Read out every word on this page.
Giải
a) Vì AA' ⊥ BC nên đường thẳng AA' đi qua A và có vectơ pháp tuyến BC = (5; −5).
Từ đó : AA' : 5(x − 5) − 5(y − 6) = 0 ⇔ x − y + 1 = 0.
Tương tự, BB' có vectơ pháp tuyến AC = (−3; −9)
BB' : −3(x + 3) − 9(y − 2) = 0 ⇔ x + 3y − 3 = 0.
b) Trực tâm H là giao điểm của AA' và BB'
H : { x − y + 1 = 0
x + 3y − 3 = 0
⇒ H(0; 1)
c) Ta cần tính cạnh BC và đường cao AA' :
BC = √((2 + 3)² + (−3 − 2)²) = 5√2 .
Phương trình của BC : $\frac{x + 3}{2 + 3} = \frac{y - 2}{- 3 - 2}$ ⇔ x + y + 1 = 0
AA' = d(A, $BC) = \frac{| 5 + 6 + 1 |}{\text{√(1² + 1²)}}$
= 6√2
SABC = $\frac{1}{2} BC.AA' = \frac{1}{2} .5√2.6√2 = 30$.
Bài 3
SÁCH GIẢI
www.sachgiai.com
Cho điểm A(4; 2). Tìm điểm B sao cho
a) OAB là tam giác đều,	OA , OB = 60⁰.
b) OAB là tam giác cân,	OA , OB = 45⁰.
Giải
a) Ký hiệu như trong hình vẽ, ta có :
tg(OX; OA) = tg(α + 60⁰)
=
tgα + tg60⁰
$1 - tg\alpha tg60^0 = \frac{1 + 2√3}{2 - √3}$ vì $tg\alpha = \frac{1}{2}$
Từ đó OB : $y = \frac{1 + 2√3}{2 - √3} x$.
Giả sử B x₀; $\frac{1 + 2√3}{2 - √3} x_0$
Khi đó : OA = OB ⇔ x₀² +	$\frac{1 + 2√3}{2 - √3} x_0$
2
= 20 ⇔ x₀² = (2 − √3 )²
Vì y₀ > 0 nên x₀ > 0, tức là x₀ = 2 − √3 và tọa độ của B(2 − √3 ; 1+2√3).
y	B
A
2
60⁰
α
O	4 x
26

■ **TASK REQUIREMENTS**:
Copy out each line of the records that holds the string "điểm".

■ **WRITTEN ANSWER**:
b) Trực tâm H là giao điểm của AA' và BB'
Cho điểm A(4; 2). Tìm điểm B sao cho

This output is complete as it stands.